(Dataset records)
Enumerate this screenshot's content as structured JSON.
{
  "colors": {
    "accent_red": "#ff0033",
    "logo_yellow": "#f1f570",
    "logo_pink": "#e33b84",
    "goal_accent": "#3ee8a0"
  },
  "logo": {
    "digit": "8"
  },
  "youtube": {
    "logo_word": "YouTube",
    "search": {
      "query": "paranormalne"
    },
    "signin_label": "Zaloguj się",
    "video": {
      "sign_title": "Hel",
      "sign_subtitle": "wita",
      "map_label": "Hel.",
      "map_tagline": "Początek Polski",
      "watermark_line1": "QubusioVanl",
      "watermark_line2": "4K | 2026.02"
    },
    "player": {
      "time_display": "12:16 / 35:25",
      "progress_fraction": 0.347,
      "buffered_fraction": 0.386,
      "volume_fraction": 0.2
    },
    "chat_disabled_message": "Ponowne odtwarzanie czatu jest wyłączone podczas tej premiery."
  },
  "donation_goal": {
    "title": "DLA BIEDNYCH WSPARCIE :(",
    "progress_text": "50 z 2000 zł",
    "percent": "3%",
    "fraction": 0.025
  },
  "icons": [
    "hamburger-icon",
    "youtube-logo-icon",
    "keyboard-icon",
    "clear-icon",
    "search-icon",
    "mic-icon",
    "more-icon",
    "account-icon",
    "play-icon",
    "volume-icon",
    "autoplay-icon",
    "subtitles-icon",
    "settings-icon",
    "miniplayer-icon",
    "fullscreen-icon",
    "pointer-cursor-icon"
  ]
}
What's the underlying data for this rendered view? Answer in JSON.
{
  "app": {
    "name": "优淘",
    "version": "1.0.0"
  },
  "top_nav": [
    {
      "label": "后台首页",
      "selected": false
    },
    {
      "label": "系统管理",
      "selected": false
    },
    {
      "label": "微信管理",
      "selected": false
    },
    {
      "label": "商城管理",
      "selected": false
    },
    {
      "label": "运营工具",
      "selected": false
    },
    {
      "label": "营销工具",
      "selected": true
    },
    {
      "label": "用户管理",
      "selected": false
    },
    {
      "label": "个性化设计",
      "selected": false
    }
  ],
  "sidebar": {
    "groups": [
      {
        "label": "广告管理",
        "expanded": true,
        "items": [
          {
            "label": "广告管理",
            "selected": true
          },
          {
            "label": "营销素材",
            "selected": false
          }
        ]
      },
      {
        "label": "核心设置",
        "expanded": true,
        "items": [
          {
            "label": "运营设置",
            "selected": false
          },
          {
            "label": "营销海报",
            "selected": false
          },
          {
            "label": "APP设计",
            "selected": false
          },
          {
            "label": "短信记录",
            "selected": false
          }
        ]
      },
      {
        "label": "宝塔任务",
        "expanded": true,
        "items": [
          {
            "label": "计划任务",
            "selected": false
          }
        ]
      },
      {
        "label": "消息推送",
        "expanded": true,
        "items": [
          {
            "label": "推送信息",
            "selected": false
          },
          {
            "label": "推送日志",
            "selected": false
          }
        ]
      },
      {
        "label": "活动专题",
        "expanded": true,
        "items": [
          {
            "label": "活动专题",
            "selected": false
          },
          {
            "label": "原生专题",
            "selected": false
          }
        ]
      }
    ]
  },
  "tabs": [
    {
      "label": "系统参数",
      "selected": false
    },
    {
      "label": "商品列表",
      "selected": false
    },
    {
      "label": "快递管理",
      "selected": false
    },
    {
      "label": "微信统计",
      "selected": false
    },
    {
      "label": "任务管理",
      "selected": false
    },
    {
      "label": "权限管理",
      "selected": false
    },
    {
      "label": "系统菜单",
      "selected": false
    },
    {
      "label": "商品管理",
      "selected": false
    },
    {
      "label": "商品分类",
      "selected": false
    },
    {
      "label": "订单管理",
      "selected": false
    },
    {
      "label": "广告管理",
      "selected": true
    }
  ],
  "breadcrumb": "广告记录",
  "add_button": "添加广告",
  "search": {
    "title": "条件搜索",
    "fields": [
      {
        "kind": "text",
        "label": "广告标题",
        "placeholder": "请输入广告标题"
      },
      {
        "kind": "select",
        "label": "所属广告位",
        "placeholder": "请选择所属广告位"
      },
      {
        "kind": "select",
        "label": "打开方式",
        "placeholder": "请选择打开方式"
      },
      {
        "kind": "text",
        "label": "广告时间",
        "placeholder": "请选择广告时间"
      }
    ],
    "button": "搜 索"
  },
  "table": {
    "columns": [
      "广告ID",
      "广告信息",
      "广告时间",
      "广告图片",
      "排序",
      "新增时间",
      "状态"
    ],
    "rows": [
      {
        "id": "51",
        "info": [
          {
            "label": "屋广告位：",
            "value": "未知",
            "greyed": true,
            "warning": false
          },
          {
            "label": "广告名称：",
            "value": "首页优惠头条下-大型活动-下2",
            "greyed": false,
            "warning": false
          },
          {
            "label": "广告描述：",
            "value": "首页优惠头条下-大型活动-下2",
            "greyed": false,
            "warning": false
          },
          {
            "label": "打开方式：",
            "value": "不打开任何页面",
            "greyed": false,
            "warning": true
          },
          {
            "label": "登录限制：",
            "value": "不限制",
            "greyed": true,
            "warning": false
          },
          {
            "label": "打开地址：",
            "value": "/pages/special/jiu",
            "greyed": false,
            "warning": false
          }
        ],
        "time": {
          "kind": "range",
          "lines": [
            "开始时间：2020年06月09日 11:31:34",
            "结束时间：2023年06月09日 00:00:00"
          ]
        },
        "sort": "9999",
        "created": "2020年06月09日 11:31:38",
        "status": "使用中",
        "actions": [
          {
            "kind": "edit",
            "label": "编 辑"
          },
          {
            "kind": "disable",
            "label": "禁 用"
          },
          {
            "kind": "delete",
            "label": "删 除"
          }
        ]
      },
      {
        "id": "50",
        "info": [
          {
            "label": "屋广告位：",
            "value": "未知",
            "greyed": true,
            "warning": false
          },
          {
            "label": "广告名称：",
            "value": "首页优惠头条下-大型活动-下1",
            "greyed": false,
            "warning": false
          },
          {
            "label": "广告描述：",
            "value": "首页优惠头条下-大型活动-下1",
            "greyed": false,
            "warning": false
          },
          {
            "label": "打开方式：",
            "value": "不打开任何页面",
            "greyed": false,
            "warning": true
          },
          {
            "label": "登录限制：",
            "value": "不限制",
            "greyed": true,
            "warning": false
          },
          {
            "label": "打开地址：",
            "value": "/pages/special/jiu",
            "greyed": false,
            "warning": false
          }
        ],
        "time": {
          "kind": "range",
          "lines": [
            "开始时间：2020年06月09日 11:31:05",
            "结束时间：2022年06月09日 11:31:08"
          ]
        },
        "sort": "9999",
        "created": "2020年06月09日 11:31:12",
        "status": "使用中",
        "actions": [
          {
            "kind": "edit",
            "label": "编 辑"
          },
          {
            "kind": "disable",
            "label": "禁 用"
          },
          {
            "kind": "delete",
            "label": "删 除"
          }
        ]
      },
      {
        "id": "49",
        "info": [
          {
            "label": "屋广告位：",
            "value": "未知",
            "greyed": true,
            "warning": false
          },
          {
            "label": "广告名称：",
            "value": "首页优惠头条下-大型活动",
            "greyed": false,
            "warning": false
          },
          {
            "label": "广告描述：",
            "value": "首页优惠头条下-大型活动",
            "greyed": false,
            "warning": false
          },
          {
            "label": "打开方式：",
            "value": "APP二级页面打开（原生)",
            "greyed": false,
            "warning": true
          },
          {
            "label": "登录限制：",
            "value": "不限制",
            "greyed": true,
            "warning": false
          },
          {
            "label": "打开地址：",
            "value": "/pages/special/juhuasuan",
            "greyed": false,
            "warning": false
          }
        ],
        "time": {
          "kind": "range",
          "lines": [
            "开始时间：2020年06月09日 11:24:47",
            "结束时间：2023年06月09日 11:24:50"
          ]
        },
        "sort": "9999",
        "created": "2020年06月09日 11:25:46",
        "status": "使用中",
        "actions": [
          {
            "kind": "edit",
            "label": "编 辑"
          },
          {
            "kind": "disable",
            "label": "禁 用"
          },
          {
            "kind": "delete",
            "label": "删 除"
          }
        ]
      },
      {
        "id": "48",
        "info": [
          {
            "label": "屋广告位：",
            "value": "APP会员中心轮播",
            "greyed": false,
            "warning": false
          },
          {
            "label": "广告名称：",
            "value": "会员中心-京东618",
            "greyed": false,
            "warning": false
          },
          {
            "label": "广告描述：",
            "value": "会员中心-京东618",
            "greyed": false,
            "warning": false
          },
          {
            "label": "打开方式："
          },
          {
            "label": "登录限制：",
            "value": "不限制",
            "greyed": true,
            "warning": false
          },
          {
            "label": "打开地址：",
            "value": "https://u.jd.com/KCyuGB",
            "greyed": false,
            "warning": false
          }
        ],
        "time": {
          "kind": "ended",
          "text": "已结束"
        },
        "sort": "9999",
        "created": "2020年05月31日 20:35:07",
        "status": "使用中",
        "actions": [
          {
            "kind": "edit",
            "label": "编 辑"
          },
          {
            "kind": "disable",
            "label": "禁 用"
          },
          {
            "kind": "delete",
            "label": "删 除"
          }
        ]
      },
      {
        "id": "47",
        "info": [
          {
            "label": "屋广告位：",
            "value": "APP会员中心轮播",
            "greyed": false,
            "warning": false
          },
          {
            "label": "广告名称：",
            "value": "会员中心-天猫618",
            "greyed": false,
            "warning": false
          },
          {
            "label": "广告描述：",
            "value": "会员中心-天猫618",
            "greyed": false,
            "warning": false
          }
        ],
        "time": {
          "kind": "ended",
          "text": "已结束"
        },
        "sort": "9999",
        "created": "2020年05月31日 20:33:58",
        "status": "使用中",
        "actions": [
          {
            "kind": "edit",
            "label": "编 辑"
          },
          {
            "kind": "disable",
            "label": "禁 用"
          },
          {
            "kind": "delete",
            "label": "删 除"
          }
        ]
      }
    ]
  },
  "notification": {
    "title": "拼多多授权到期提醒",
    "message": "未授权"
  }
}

TASK INSTRUCTIONS: Examine the records and pull out every line where the string "placeholder" occurs.

WRITTEN ANSWER:
        "placeholder": "请输入广告标题"
        "placeholder": "请选择所属广告位"
        "placeholder": "请选择打开方式"
        "placeholder": "请选择广告时间"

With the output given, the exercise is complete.